[Structured figure records]
========================================
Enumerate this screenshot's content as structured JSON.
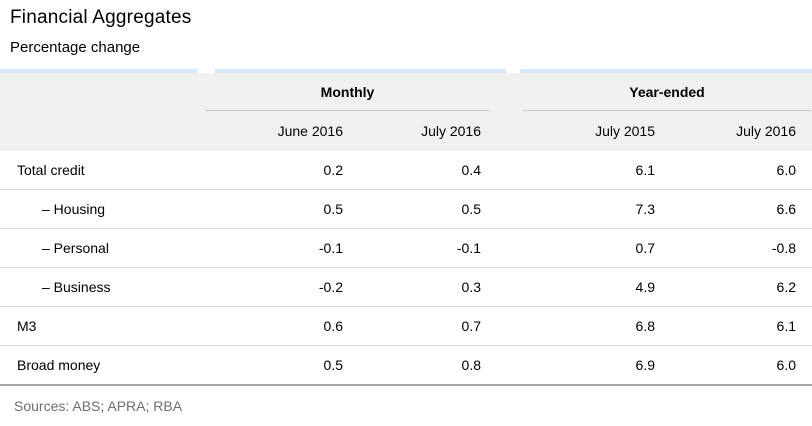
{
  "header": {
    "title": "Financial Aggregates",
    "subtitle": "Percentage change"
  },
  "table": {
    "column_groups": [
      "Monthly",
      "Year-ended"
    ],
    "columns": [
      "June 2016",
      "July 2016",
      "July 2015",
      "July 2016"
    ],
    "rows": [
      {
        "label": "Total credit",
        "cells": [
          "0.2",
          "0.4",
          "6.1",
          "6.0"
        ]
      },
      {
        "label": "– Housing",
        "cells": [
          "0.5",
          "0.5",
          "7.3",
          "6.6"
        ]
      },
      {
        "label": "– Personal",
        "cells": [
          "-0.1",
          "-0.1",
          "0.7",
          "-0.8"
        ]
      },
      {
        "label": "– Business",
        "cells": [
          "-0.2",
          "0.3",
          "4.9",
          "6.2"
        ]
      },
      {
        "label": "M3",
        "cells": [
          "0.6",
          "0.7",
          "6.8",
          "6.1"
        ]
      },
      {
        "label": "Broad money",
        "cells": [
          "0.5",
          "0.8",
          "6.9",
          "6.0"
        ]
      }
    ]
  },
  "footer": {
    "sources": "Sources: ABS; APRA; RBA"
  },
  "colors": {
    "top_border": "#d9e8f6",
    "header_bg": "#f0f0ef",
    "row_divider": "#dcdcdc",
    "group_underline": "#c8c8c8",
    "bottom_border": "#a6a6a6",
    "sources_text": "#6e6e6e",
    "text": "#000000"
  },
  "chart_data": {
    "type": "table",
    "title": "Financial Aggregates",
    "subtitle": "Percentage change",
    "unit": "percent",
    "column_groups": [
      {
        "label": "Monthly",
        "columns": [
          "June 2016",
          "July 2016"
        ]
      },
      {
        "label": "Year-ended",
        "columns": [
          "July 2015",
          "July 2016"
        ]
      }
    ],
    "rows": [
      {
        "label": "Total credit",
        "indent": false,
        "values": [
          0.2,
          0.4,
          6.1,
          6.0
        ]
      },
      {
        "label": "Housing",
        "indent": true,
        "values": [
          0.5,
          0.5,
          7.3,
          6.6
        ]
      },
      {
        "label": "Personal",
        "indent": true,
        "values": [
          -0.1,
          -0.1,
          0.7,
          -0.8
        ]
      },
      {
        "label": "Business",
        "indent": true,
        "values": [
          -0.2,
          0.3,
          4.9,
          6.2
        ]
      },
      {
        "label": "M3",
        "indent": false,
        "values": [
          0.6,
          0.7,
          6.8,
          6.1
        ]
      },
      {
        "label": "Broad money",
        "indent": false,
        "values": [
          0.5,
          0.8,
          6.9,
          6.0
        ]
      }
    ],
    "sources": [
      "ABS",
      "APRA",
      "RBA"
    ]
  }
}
========================================
Given request: From the entries above, copy every line that holds the word "subtitle".

Solution to the problem:
    "subtitle": "Percentage change"
    "subtitle": "Percentage change",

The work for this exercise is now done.